- **WHAT YOU SHOULD DO**
Omit the pictures and return every entry exactly as written.

- **DATA FOR THIS TASK**
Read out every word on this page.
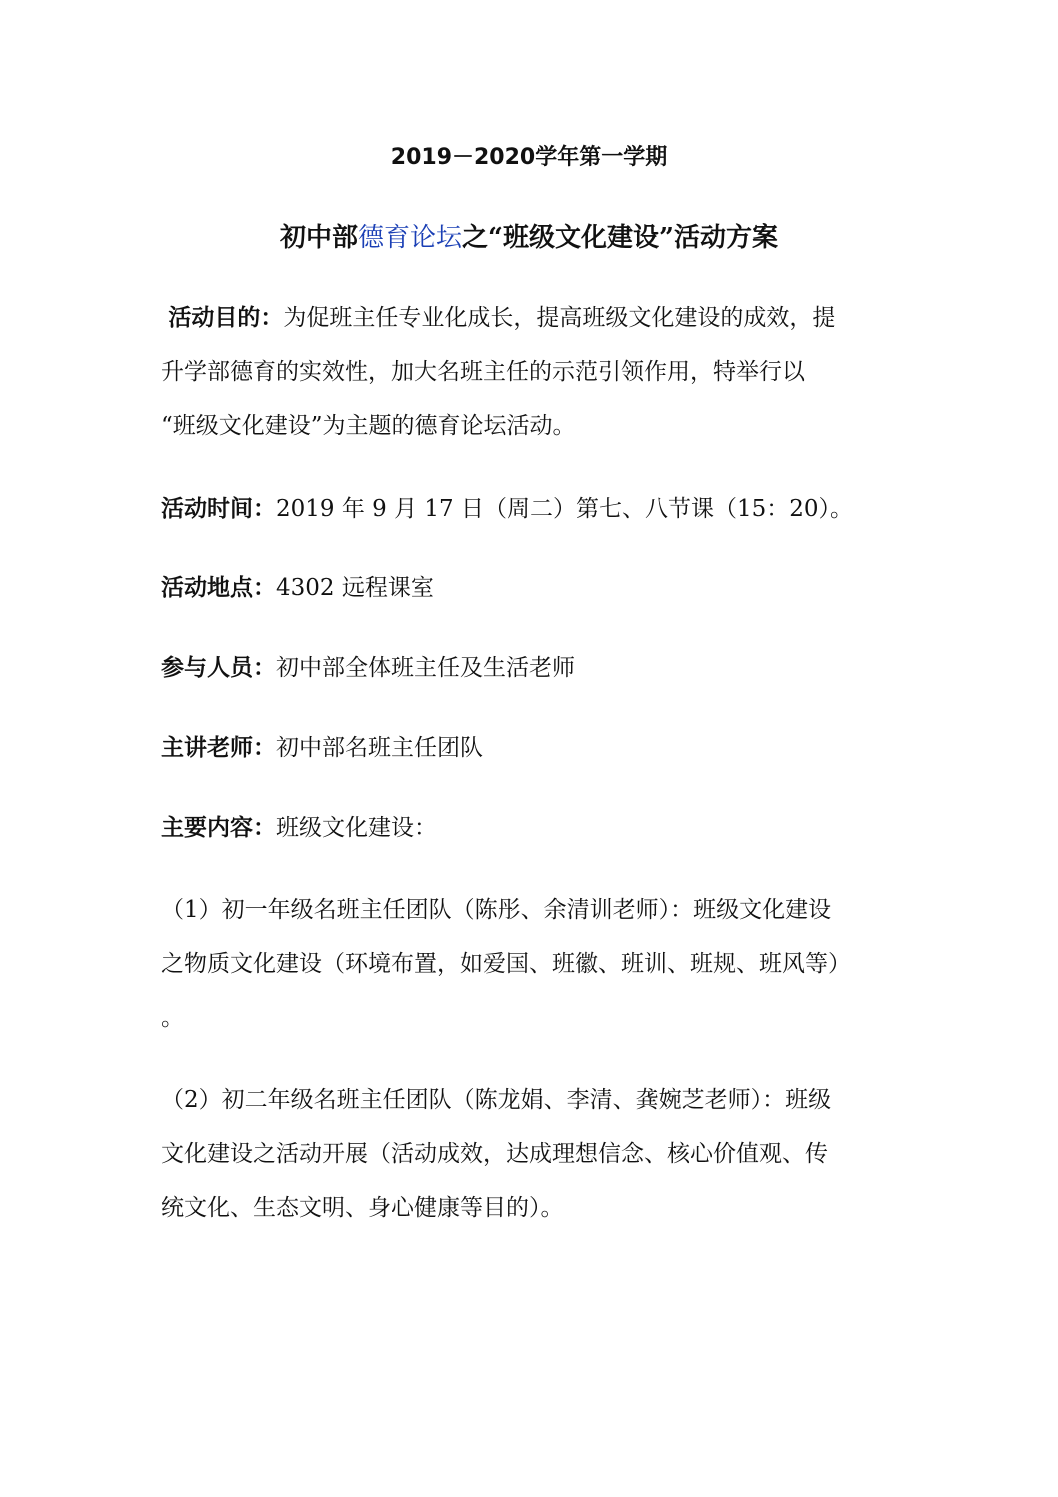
2019－2020学年第一学期
初中部德育论坛之“班级文化建设”活动方案
活动目的：为促班主任专业化成长，提高班级文化建设的成效，提
升学部德育的实效性，加大名班主任的示范引领作用，特举行以
“班级文化建设”为主题的德育论坛活动。
活动时间：2019 年 9 月 17 日（周二）第七、八节课（15：20）。
活动地点：4302 远程课室
参与人员：初中部全体班主任及生活老师
主讲老师：初中部名班主任团队
主要内容：班级文化建设：
（1）初一年级名班主任团队（陈彤、余清训老师）：班级文化建设
之物质文化建设（环境布置，如爱国、班徽、班训、班规、班风等）
。
（2）初二年级名班主任团队（陈龙娟、李清、龚婉芝老师）：班级
文化建设之活动开展（活动成效，达成理想信念、核心价值观、传
统文化、生态文明、身心健康等目的）。
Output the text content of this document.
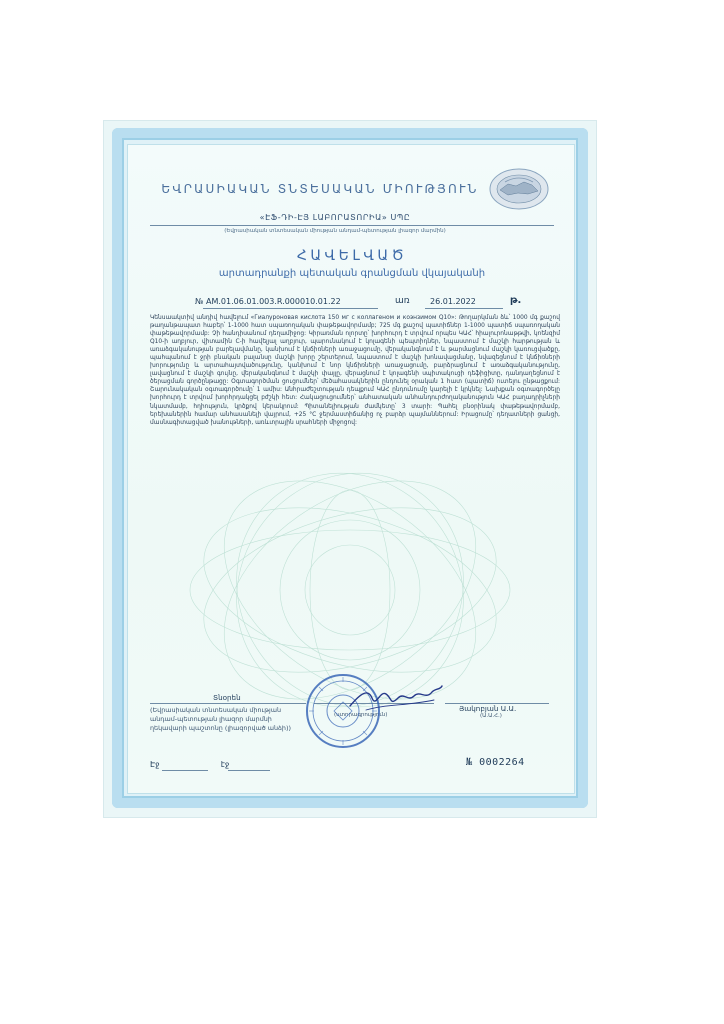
ԵՎՐԱՍԻԱԿԱՆ ՏՆՏԵՍԱԿԱՆ ՄԻՈՒԹՅՈՒՆ
«ԷՖ-ԴԻ-ԷՅ ԼԱԲՈՐԱՏՈՐԻԱ» ՍՊԸ
(Եվրասիական տնտեսական միության անդամ-պետության լիազոր մարմին)
ՀԱՎԵԼՎԱԾ
արտադրանքի պետական գրանցման վկայականի
№ AM.01.06.01.003.R.000010.01.22	առ	26.01.2022	թ.
Կենսաակտիվ անդիվ հավելում «Гиалуроновая кислота 150 мг с коллагеном и коэнзимом Q10»: Թողարկման ձև՝ 1000 մգ քաշով թաղանթապատ հաբեր՝ 1-1000 հատ սպառողական փաթեթավորմամբ; 725 մգ քաշով պատիճներ 1-1000 պատիճ սպառողական փաթեթավորմամբ: Չի հանդիսանում դեղամիջոց: Կիրառման ոլորտը՝ խորհուրդ է տրվում որպես ԿԱՀ՝ հիալուրոնաթթվի, կոենզիմ Q10-ի աղբյուր, վիտամին C-ի հավելյալ աղբյուր, պարունակում է կոլագենի պեպտիդներ, նպաստում է մաշկի հարթության և առաձգականության բարելավմանը, կանխում է կնճիռների առաջացումը, վերականգնում է և թարմացնում մաշկի կառուցվածքը, պահպանում է ջրի բնական բալանսը մաշկի խորը շերտերում, նպաստում է մաշկի խոնավացմանը, նվազեցնում է կնճիռների խորությունը և արտահայտվածությունը, կանխում է նոր կնճիռների առաջացումը, բարձրացնում է առաձգականությունը, լավացնում է մաշկի գույնը, վերականգնում է մաշկի փայլը, վերացնում է կոլագենի սպիտակուցի դեֆիցիտը, դանդաղեցնում է ծերացման գործընթացը: Օգտագործման ցուցումներ՝ մեծահասակներին ընդունել օրական 1 հատ (պատիճ) ուտելու ընթացքում: Շարունակական օգտագործումը՝ 1 ամիս: Անհրաժեշտության դեպքում ԿԱՀ ընդունումը կարելի է կրկնել: Նախքան օգտագործելը խորհուրդ է տրվում խորհրդակցել բժշկի հետ: Հակացուցումներ՝ անհատական անհանդուրժողականություն ԿԱՀ բաղադրիչների նկատմամբ, հղիություն, կրծքով կերակրում: Պիտանելիության ժամկետը՝ 3 տարի: Պահել բնօրինակ փաթեթավորմամբ, երեխաներին համար անհասանելի վայրում, +25 °C ջերմաստիճանից ոչ բարձր պայմաններում: Իրացումը՝ դեղատների ցանցի, մասնագիտացված խանութների, առևտրային սրահների միջոցով:
Տնօրեն
(Եվրասիական տնտեսական միության անդամ-պետության լիազոր մարմնի ղեկավարի պաշտոնը (լիազորված անձի))
(ստորագրություն)
Յակոբյան Ա.Ա.
(Ա.Ա.Հ.)
Էջ	էջ	№ 0002264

- **RESULT OF THIS EXERCISE**
Read out every word on this page.
2019－2020学年第一学期
初中部德育论坛之“班级文化建设”活动方案
活动目的：为促班主任专业化成长，提高班级文化建设的成效，提
升学部德育的实效性，加大名班主任的示范引领作用，特举行以
“班级文化建设”为主题的德育论坛活动。
活动时间：2019 年 9 月 17 日（周二）第七、八节课（15：20）。
活动地点：4302 远程课室
参与人员：初中部全体班主任及生活老师
主讲老师：初中部名班主任团队
主要内容：班级文化建设：
（1）初一年级名班主任团队（陈彤、余清训老师）：班级文化建设
之物质文化建设（环境布置，如爱国、班徽、班训、班规、班风等）
。
（2）初二年级名班主任团队（陈龙娟、李清、龚婉芝老师）：班级
文化建设之活动开展（活动成效，达成理想信念、核心价值观、传
统文化、生态文明、身心健康等目的）。
Output the text content of this document.
ԵՎՐԱՍԻԱԿԱՆ ՏՆՏԵՍԱԿԱՆ ՄԻՈՒԹՅՈՒՆ
«ԷՖ-ԴԻ-ԷՅ ԼԱԲՈՐԱՏՈՐԻԱ» ՍՊԸ
(Եվրասիական տնտեսական միության անդամ-պետության լիազոր մարմին)
ՀԱՎԵԼՎԱԾ
արտադրանքի պետական գրանցման վկայականի
№ AM.01.06.01.003.R.000010.01.22	առ	26.01.2022	թ.
Կենսաակտիվ անդիվ հավելում «Гиалуроновая кислота 150 мг с коллагеном и коэнзимом Q10»: Թողարկման ձև՝ 1000 մգ քաշով թաղանթապատ հաբեր՝ 1-1000 հատ սպառողական փաթեթավորմամբ; 725 մգ քաշով պատիճներ 1-1000 պատիճ սպառողական փաթեթավորմամբ: Չի հանդիսանում դեղամիջոց: Կիրառման ոլորտը՝ խորհուրդ է տրվում որպես ԿԱՀ՝ հիալուրոնաթթվի, կոենզիմ Q10-ի աղբյուր, վիտամին C-ի հավելյալ աղբյուր, պարունակում է կոլագենի պեպտիդներ, նպաստում է մաշկի հարթության և առաձգականության բարելավմանը, կանխում է կնճիռների առաջացումը, վերականգնում է և թարմացնում մաշկի կառուցվածքը, պահպանում է ջրի բնական բալանսը մաշկի խորը շերտերում, նպաստում է մաշկի խոնավացմանը, նվազեցնում է կնճիռների խորությունը և արտահայտվածությունը, կանխում է նոր կնճիռների առաջացումը, բարձրացնում է առաձգականությունը, լավացնում է մաշկի գույնը, վերականգնում է մաշկի փայլը, վերացնում է կոլագենի սպիտակուցի դեֆիցիտը, դանդաղեցնում է ծերացման գործընթացը: Օգտագործման ցուցումներ՝ մեծահասակներին ընդունել օրական 1 հատ (պատիճ) ուտելու ընթացքում: Շարունակական օգտագործումը՝ 1 ամիս: Անհրաժեշտության դեպքում ԿԱՀ ընդունումը կարելի է կրկնել: Նախքան օգտագործելը խորհուրդ է տրվում խորհրդակցել բժշկի հետ: Հակացուցումներ՝ անհատական անհանդուրժողականություն ԿԱՀ բաղադրիչների նկատմամբ, հղիություն, կրծքով կերակրում: Պիտանելիության ժամկետը՝ 3 տարի: Պահել բնօրինակ փաթեթավորմամբ, երեխաներին համար անհասանելի վայրում, +25 °C ջերմաստիճանից ոչ բարձր պայմաններում: Իրացումը՝ դեղատների ցանցի, մասնագիտացված խանութների, առևտրային սրահների միջոցով:
Տնօրեն
(Եվրասիական տնտեսական միության անդամ-պետության լիազոր մարմնի ղեկավարի պաշտոնը (լիազորված անձի))
(ստորագրություն)
Յակոբյան Ա.Ա.
(Ա.Ա.Հ.)
Էջ	էջ	№ 0002264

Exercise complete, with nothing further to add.